#### AIM OF THE TASK:
Using the entries below, transcribe exactly the line containing "Output a JSON" and each line that follows it to the end.

(Stored data)
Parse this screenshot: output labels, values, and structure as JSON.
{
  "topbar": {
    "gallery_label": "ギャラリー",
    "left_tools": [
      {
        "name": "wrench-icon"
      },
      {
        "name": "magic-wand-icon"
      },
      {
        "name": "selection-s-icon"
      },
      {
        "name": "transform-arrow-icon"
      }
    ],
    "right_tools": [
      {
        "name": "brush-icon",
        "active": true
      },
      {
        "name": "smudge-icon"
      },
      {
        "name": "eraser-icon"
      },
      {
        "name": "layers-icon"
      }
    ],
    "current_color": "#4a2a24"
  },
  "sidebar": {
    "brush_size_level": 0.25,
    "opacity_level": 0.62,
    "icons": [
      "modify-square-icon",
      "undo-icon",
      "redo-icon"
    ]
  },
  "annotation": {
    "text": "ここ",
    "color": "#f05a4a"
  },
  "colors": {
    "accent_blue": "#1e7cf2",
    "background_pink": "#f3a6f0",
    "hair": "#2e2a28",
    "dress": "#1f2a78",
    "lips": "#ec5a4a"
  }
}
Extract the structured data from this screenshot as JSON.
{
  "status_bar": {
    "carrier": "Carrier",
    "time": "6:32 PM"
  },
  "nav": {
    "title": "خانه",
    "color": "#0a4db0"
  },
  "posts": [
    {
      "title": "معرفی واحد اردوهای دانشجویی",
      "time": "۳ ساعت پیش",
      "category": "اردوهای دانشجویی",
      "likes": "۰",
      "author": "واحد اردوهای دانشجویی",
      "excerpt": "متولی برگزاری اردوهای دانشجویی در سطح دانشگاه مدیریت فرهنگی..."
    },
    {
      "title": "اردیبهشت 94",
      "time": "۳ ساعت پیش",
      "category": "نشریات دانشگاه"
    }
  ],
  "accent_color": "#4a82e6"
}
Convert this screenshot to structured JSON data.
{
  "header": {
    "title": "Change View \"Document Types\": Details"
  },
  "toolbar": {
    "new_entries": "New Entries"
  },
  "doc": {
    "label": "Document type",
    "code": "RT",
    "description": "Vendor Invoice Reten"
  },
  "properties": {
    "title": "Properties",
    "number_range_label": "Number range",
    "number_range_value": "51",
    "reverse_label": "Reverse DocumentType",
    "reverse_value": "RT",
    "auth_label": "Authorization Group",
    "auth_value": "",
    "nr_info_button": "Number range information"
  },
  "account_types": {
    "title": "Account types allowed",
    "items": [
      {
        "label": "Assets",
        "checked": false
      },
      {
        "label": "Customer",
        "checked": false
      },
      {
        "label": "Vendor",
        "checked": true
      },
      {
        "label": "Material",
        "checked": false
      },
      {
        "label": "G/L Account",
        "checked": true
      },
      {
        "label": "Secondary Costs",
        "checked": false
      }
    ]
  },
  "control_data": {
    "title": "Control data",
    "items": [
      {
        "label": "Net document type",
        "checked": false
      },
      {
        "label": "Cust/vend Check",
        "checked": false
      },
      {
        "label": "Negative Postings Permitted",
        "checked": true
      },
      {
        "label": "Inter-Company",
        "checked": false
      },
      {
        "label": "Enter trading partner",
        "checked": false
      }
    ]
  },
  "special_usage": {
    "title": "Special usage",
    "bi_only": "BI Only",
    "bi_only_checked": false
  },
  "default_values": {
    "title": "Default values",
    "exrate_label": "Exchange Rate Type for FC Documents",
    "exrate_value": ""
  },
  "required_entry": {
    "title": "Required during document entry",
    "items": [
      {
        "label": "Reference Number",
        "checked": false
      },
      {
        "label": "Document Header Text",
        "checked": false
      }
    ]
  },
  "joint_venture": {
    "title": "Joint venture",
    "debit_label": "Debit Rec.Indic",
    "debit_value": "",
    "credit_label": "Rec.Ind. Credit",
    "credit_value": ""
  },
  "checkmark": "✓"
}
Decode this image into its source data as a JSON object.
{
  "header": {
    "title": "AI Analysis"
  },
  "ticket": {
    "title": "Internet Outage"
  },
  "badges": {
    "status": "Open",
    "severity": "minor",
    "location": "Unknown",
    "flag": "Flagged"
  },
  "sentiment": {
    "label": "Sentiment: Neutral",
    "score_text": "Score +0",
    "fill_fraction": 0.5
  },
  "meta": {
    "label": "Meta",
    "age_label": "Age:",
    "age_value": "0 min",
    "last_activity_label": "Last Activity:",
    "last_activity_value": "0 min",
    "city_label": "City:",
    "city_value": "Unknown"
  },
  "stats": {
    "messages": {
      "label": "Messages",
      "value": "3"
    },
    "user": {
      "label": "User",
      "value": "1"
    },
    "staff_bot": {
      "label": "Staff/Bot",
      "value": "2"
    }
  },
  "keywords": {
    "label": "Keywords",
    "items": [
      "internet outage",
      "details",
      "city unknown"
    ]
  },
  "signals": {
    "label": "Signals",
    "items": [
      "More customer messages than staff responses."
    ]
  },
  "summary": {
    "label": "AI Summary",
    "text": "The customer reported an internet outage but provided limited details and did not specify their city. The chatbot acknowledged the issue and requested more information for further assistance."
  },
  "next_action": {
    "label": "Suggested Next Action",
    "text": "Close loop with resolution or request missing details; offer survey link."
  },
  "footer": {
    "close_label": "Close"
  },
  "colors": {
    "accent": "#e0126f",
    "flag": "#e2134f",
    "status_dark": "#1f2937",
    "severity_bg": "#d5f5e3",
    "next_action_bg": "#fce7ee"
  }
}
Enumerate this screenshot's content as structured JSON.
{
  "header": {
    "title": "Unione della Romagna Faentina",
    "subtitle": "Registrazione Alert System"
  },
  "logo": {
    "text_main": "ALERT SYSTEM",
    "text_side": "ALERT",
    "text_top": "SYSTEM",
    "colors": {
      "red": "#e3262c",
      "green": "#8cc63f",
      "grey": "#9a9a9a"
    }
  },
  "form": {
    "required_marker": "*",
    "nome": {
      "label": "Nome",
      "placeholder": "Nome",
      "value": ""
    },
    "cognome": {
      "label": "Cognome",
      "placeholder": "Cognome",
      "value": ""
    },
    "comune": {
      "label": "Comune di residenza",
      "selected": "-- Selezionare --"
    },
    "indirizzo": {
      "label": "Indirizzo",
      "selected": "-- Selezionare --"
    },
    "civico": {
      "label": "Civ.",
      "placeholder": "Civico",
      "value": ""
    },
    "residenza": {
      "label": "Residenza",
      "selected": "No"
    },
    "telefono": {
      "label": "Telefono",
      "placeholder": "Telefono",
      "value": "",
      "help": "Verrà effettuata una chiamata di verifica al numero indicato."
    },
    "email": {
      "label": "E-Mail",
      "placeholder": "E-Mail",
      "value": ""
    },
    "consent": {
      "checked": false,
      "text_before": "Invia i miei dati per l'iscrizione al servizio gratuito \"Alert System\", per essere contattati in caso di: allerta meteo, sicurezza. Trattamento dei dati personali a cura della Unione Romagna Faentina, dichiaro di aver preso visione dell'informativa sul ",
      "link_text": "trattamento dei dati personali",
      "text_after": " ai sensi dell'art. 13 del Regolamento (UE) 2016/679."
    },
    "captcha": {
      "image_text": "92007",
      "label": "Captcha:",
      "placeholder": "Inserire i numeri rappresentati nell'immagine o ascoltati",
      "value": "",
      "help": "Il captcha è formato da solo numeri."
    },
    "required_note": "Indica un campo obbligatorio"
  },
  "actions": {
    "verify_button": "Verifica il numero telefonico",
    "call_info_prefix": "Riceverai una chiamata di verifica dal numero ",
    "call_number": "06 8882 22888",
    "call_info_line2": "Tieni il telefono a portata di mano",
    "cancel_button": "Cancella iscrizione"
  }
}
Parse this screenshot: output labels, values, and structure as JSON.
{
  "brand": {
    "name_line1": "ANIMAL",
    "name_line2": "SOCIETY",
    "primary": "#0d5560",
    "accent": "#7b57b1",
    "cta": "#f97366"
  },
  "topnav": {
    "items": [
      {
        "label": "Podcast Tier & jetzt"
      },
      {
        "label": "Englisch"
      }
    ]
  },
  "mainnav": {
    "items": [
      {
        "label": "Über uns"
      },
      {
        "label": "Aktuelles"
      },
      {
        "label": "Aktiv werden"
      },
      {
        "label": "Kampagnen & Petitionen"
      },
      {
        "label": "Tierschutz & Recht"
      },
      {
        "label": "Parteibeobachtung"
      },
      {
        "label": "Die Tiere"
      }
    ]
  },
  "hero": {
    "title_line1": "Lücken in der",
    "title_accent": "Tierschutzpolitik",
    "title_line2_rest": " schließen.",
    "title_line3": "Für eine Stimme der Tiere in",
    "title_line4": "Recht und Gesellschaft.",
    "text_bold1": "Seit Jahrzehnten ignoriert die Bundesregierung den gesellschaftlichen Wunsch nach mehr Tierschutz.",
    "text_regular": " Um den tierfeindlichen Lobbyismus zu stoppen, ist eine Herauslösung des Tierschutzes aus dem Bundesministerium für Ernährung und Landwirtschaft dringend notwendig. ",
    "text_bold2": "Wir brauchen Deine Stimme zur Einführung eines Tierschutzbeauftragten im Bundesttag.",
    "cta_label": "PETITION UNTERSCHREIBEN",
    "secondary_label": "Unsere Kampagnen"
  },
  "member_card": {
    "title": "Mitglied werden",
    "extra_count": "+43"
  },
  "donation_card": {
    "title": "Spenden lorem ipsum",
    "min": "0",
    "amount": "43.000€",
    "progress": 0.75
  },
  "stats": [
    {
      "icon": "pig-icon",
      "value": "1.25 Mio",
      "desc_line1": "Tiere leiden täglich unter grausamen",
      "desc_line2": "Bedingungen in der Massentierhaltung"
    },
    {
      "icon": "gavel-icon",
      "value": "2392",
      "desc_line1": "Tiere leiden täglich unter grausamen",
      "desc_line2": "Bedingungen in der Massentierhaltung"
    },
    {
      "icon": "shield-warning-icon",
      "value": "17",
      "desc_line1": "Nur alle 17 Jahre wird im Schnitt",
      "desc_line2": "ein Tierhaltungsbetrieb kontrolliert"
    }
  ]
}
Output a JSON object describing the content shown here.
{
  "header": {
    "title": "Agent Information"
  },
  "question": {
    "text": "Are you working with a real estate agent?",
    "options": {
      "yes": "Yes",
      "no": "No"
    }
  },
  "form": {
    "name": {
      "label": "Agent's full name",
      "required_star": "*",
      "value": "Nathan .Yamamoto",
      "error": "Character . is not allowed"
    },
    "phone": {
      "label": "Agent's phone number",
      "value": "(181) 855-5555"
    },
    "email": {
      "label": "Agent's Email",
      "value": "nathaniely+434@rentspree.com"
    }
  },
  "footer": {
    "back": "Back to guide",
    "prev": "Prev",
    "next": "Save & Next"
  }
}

#### REPLY:
Output a JSON object describing the content shown here.
{
  "header": {
    "title": "Agent Information"
  },
  "question": {
    "text": "Are you working with a real estate agent?",
    "options": {
      "yes": "Yes",
      "no": "No"
    }
  },
  "form": {
    "name": {
      "label": "Agent's full name",
      "required_star": "*",
      "value": "Nathan .Yamamoto",
      "error": "Character . is not allowed"
    },
    "phone": {
      "label": "Agent's phone number",
      "value": "(181) 855-5555"
    },
    "email": {
      "label": "Agent's Email",
      "value": "nathaniely+434@rentspree.com"
    }
  },
  "footer": {
    "back": "Back to guide",
    "prev": "Prev",
    "next": "Save & Next"
  }
}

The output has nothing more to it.